* _INSTRUCTIONS TO FOLLOW_:
Search the listing below for "Remove". Copy each matching line.

* _DATA ENTRIES_:

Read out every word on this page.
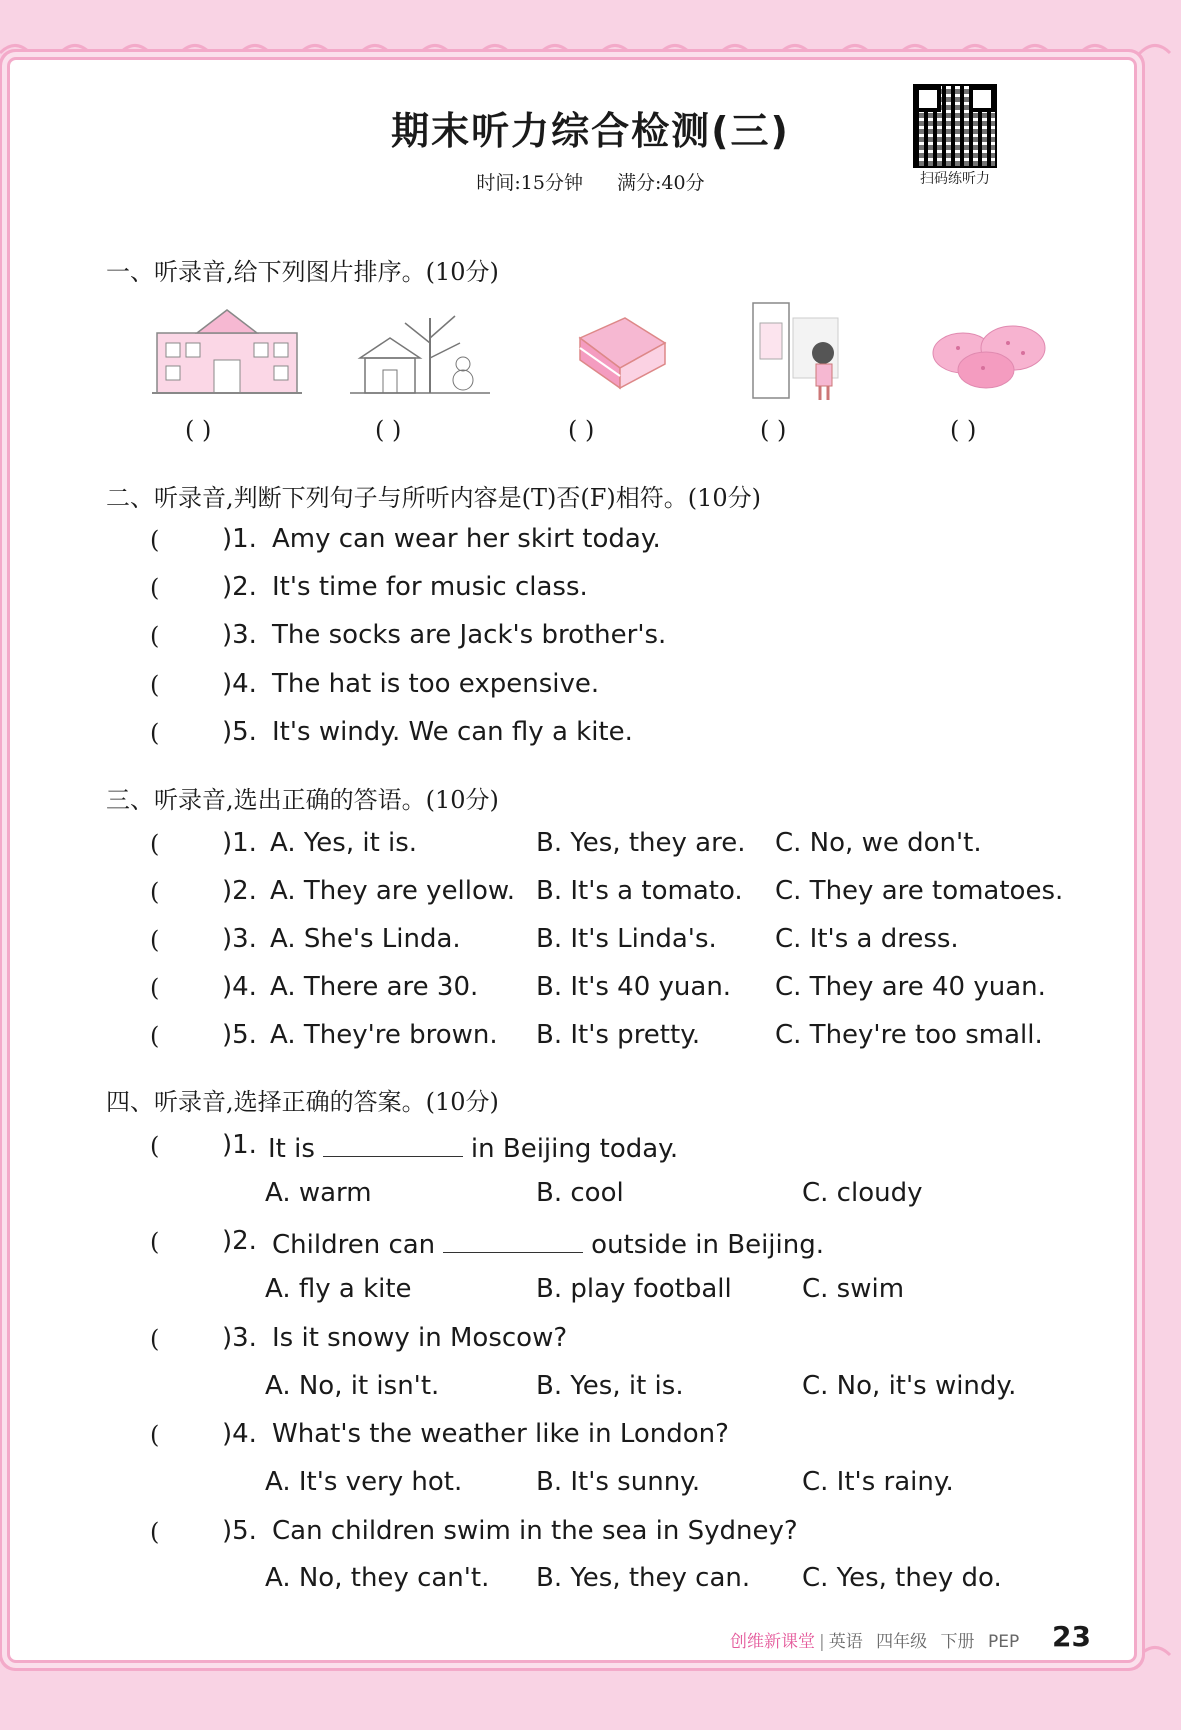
期末听力综合检测(三)
时间:15分钟 满分:40分	扫码练听力
一、听录音,给下列图片排序。(10分)
( )	( )	( )	( )	( )
二、听录音,判断下列句子与所听内容是(T)否(F)相符。(10分)
( )1. Amy can wear her skirt today.
( )2. It's time for music class.
( )3. The socks are Jack's brother's.
( )4. The hat is too expensive.
( )5. It's windy. We can fly a kite.
三、听录音,选出正确的答语。(10分)
( )1. A. Yes, it is.	B. Yes, they are. C. No, we don't.
( )2. A. They are yellow. B. It's a tomato. C. They are tomatoes.
( )3. A. She's Linda.	B. It's Linda's. C. It's a dress.
( )4. A. There are 30. B. It's 40 yuan. C. They are 40 yuan.
( )5. A. They're brown. B. It's pretty.	C. They're too small.
四、听录音,选择正确的答案。(10分)
( )1. It is	in Beijing today.
A. warm	B. cool	C. cloudy
( )2. Children can	outside in Beijing.
A. fly a kite	B. play football	C. swim
( )3. Is it snowy in Moscow?
A. No, it isn't.	B. Yes, it is.	C. No, it's windy.
( )4. What's the weather like in London?
A. It's very hot.	B. It's sunny.	C. It's rainy.
( )5. Can children swim in the sea in Sydney?
A. No, they can't. B. Yes, they can. C. Yes, they do.
创维新课堂 | 英语 四年级 下册 PEP 23
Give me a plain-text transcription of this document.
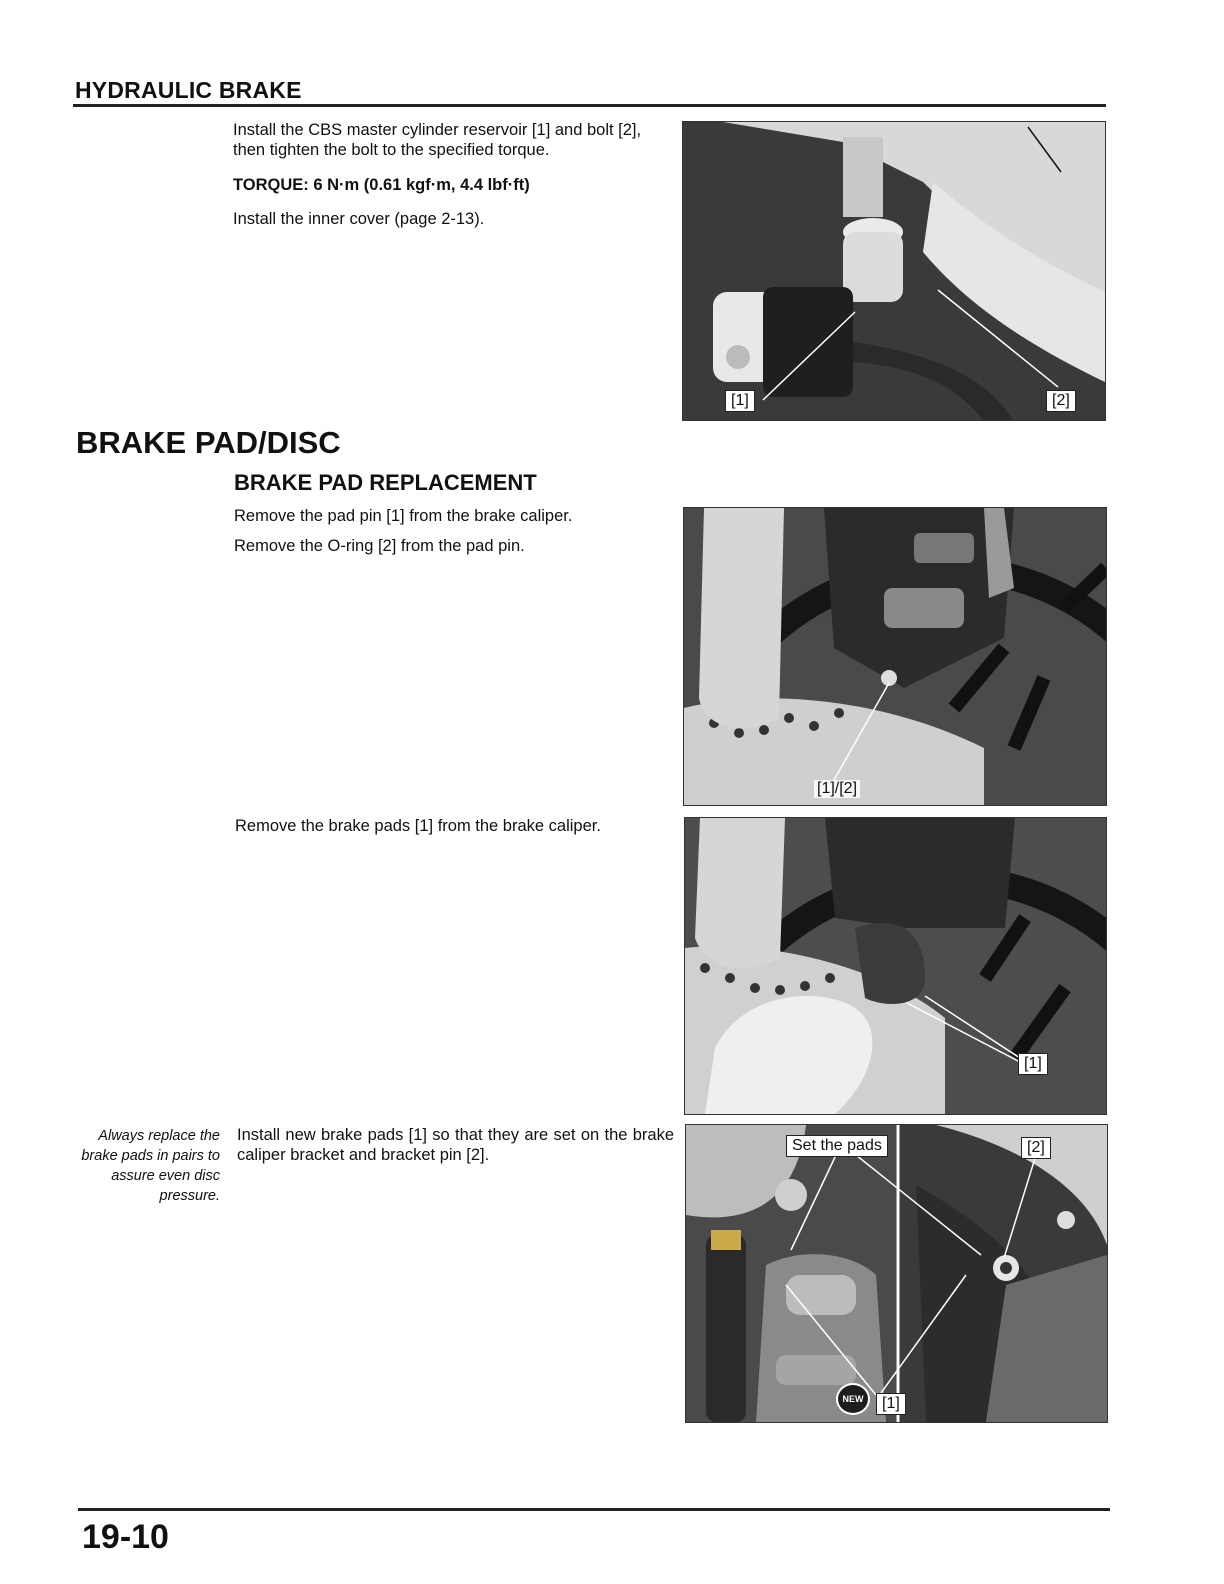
HYDRAULIC BRAKE
Install the CBS master cylinder reservoir [1] and bolt [2], then tighten the bolt to the specified torque.
TORQUE: 6 N·m (0.61 kgf·m, 4.4 lbf·ft)
Install the inner cover (page 2-13).
[1]	[2]
BRAKE PAD/DISC
BRAKE PAD REPLACEMENT
Remove the pad pin [1] from the brake caliper.
Remove the O-ring [2] from the pad pin.
[1]/[2]
Remove the brake pads [1] from the brake caliper.
[1]
Always replace the brake pads in pairs to assure even disc pressure.
Install new brake pads [1] so that they are set on the brake caliper bracket and bracket pin [2].
Set the pads	[2]
NEW	[1]
19-10
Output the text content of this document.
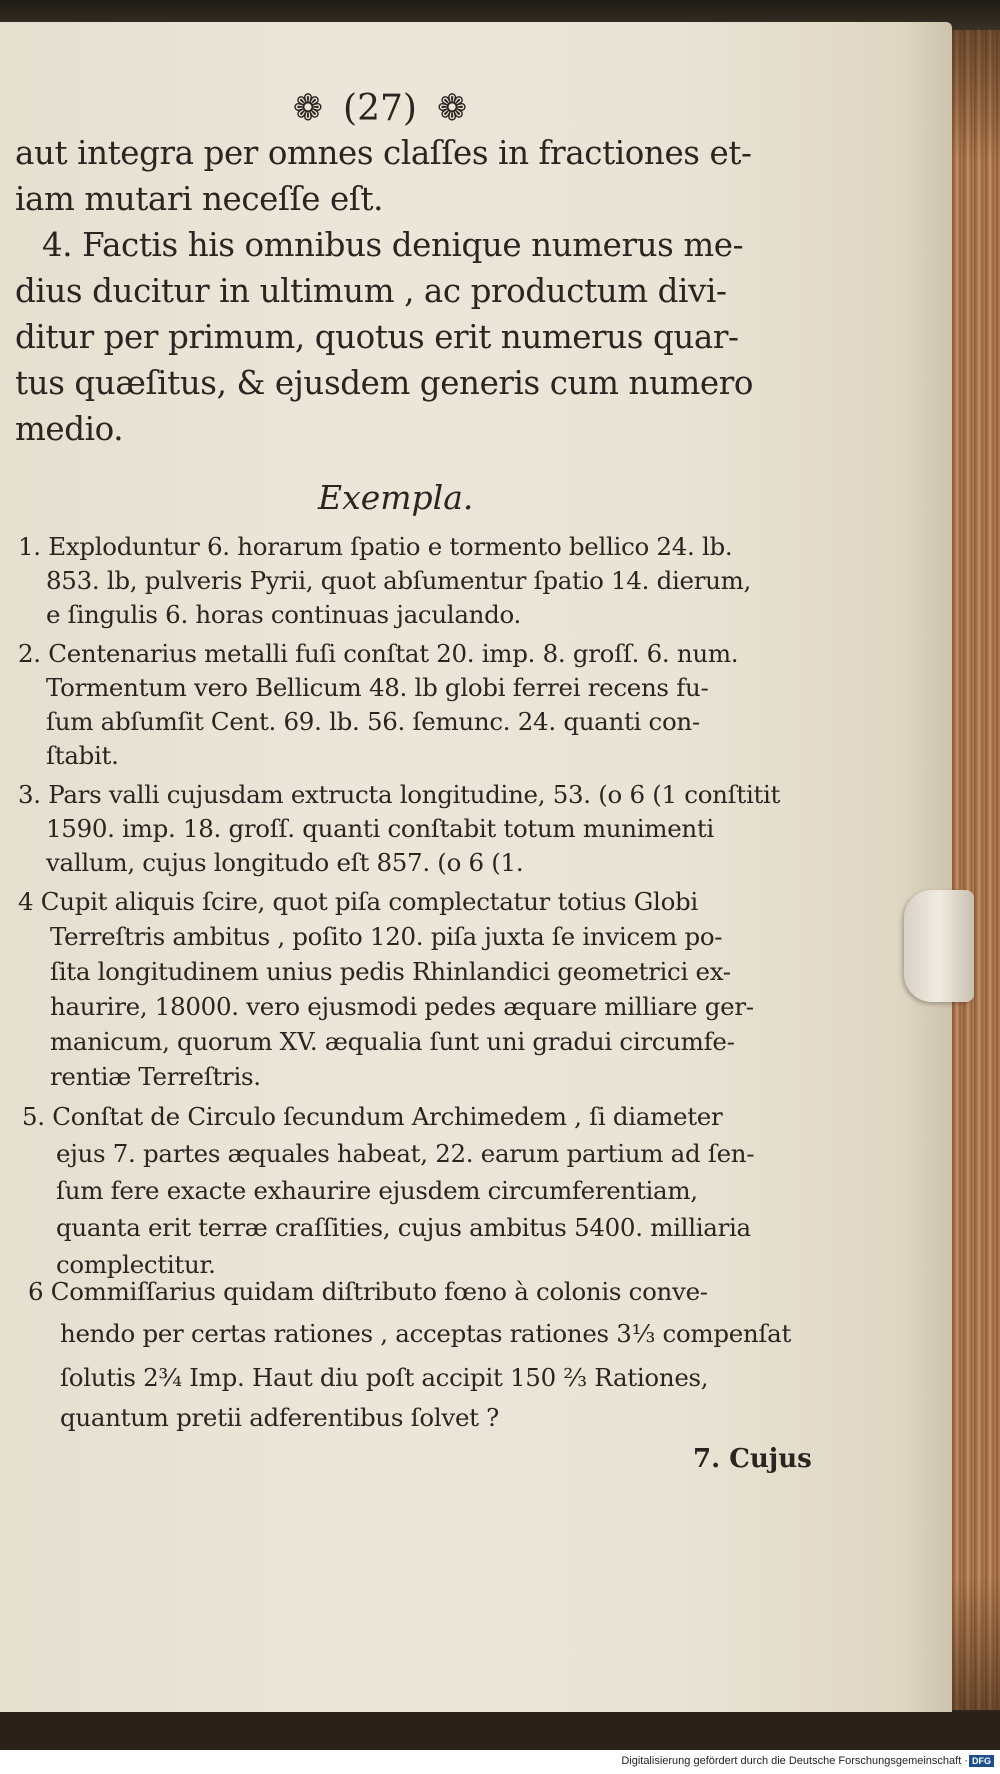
❁ (27) ❁
aut integra per omnes claſſes in fractiones et-
iam mutari neceſſe eſt.
4. Factis his omnibus denique numerus me-
dius ducitur in ultimum , ac productum divi-
ditur per primum, quotus erit numerus quar-
tus quæſitus, & ejusdem generis cum numero
medio.
Exempla.
1. Exploduntur 6. horarum ſpatio e tormento bellico 24. lb.
853. lb, pulveris Pyrii, quot abſumentur ſpatio 14. dierum,
e ſingulis 6. horas continuas jaculando.
2. Centenarius metalli fuſi conſtat 20. imp. 8. groſſ. 6. num.
Tormentum vero Bellicum 48. lb globi ferrei recens fu-
ſum abſumſit Cent. 69. lb. 56. ſemunc. 24. quanti con-
ſtabit.
3. Pars valli cujusdam extructa longitudine, 53. (o 6 (1 conſtitit
1590. imp. 18. groſſ. quanti conſtabit totum munimenti
vallum, cujus longitudo eſt 857. (o 6 (1.
4 Cupit aliquis ſcire, quot piſa complectatur totius Globi
Terreſtris ambitus , poſito 120. piſa juxta ſe invicem po-
ſita longitudinem unius pedis Rhinlandici geometrici ex-
haurire, 18000. vero ejusmodi pedes æquare milliare ger-
manicum, quorum XV. æqualia ſunt uni gradui circumfe-
rentiæ Terreſtris.
5. Conſtat de Circulo ſecundum Archimedem , ſi diameter
ejus 7. partes æquales habeat, 22. earum partium ad ſen-
ſum fere exacte exhaurire ejusdem circumferentiam,
quanta erit terræ craſſities, cujus ambitus 5400. milliaria
complectitur.
6 Commiſſarius quidam diſtributo fœno à colonis conve-
hendo per certas rationes , acceptas rationes 3⅓ compenſat
ſolutis 2¾ Imp. Haut diu poſt accipit 150 ⅔ Rationes,
quantum pretii adferentibus ſolvet ?
7. Cujus
Digitalisierung gefördert durch die Deutsche Forschungsgemeinschaft · DFG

* _ANSWER FOR THE TASK_:
Remove the pad pin [1] from the brake caliper.
Remove the O-ring [2] from the pad pin.
Remove the brake pads [1] from the brake caliper.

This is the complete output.